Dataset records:
______
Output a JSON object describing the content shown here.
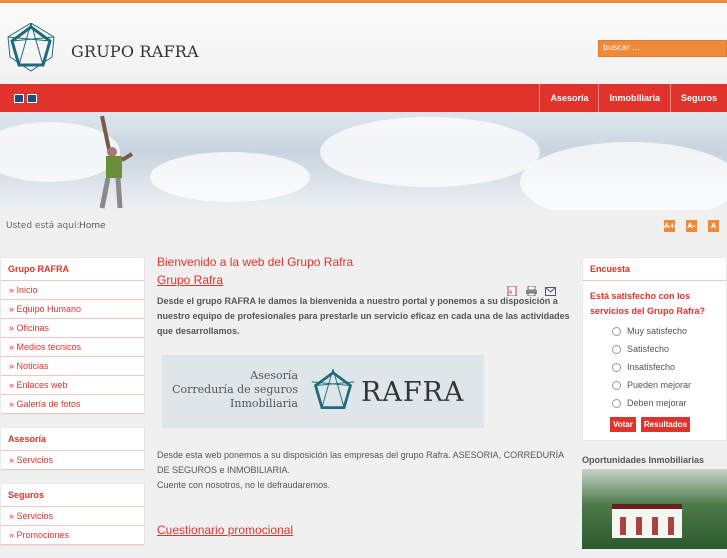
{
  "header": {
    "brand": "GRUPO RAFRA",
    "search_placeholder": "buscar ..."
  },
  "nav": {
    "items": [
      "Asesoría",
      "Inmobiliaria",
      "Seguros"
    ]
  },
  "breadcrumb": {
    "label": "Usted está aquí:",
    "home": "Home"
  },
  "font_sizes": [
    "A+",
    "A-",
    "A"
  ],
  "left": {
    "grupo": {
      "title": "Grupo RAFRA",
      "items": [
        "Inicio",
        "Equipo Humano",
        "Oficinas",
        "Medios técnicos",
        "Noticias",
        "Enlaces web",
        "Galería de fotos"
      ]
    },
    "asesoria": {
      "title": "Asesoría",
      "items": [
        "Servicios"
      ]
    },
    "seguros": {
      "title": "Seguros",
      "items": [
        "Servicios",
        "Promociones"
      ]
    }
  },
  "main": {
    "title": "Bienvenido a la web del Grupo Rafra",
    "subtitle": "Grupo Rafra",
    "intro": "Desde el grupo RAFRA le damos la bienvenida a nuestro portal y ponemos a su disposición a nuestro equipo de profesionales para prestarle un servicio eficaz en cada una de las actividades que desarrollamos.",
    "banner": {
      "line1": "Asesoría",
      "line2": "Correduría de seguros",
      "line3": "Inmobiliaria",
      "brand": "RAFRA"
    },
    "body1": "Desde esta web ponemos a su disposición las empresas del grupo Rafra. ASESORIA, CORREDURÍA DE SEGUROS e INMOBILIARIA.",
    "body2": "Cuente con nosotros, no le defraudaremos.",
    "next_title": "Cuestionario promocional"
  },
  "poll": {
    "title": "Encuesta",
    "question": "Está satisfecho con los servicios del Grupo Rafra?",
    "options": [
      "Muy satisfecho",
      "Satisfecho",
      "Insatisfecho",
      "Pueden mejorar",
      "Deben mejorar"
    ],
    "vote": "Votar",
    "results": "Resultados"
  },
  "opportunities": {
    "title": "Oportunidades Inmobiliarias"
  },
  "colors": {
    "accent_red": "#e0332b",
    "accent_orange": "#ef8a3a"
  }
}
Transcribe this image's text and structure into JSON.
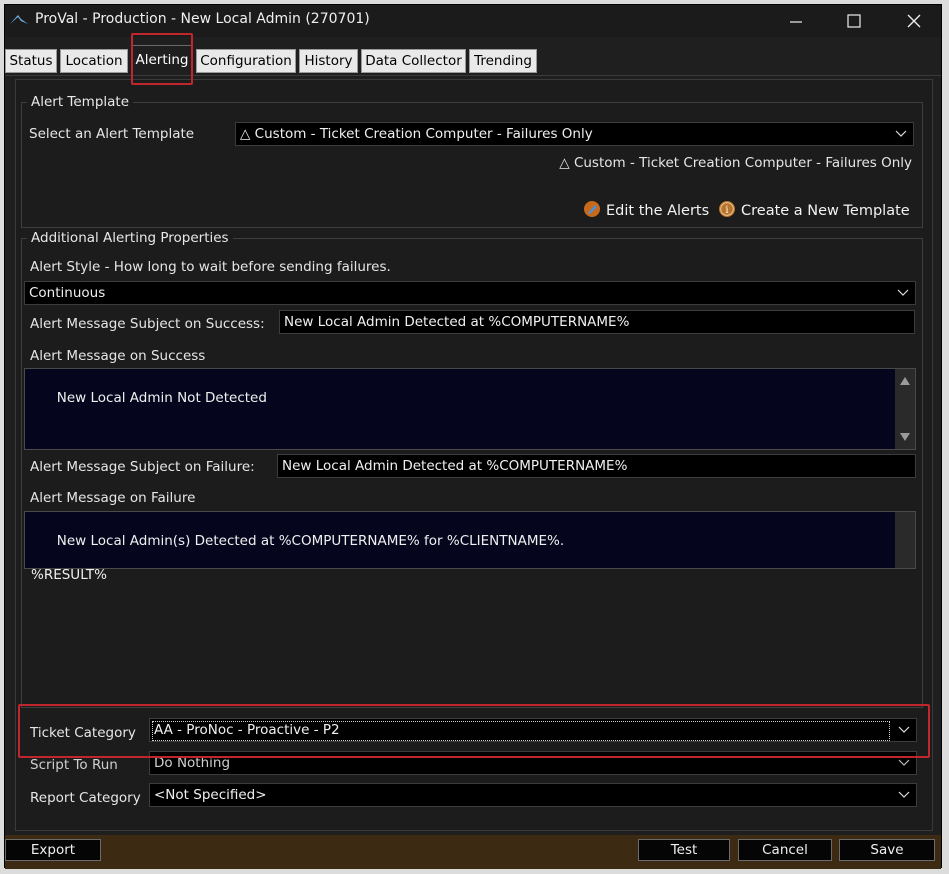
______
→ **GOAL OF THE EXERCISE**
Repeat the material verbatim. Do not carry over any picture.

→ **SOLUTION BELOW**
Output a JSON object describing the content shown here.
{
  "header": {
    "brand": "GRUPO RAFRA",
    "search_placeholder": "buscar ..."
  },
  "nav": {
    "items": [
      "Asesoría",
      "Inmobiliaria",
      "Seguros"
    ]
  },
  "breadcrumb": {
    "label": "Usted está aquí:",
    "home": "Home"
  },
  "font_sizes": [
    "A+",
    "A-",
    "A"
  ],
  "left": {
    "grupo": {
      "title": "Grupo RAFRA",
      "items": [
        "Inicio",
        "Equipo Humano",
        "Oficinas",
        "Medios técnicos",
        "Noticias",
        "Enlaces web",
        "Galería de fotos"
      ]
    },
    "asesoria": {
      "title": "Asesoría",
      "items": [
        "Servicios"
      ]
    },
    "seguros": {
      "title": "Seguros",
      "items": [
        "Servicios",
        "Promociones"
      ]
    }
  },
  "main": {
    "title": "Bienvenido a la web del Grupo Rafra",
    "subtitle": "Grupo Rafra",
    "intro": "Desde el grupo RAFRA le damos la bienvenida a nuestro portal y ponemos a su disposición a nuestro equipo de profesionales para prestarle un servicio eficaz en cada una de las actividades que desarrollamos.",
    "banner": {
      "line1": "Asesoría",
      "line2": "Correduría de seguros",
      "line3": "Inmobiliaria",
      "brand": "RAFRA"
    },
    "body1": "Desde esta web ponemos a su disposición las empresas del grupo Rafra. ASESORIA, CORREDURÍA DE SEGUROS e INMOBILIARIA.",
    "body2": "Cuente con nosotros, no le defraudaremos.",
    "next_title": "Cuestionario promocional"
  },
  "poll": {
    "title": "Encuesta",
    "question": "Está satisfecho con los servicios del Grupo Rafra?",
    "options": [
      "Muy satisfecho",
      "Satisfecho",
      "Insatisfecho",
      "Pueden mejorar",
      "Deben mejorar"
    ],
    "vote": "Votar",
    "results": "Resultados"
  },
  "opportunities": {
    "title": "Oportunidades Inmobiliarias"
  },
  "colors": {
    "accent_red": "#e0332b",
    "accent_orange": "#ef8a3a"
  }
}
Transcribe this image's text and structure into JSON.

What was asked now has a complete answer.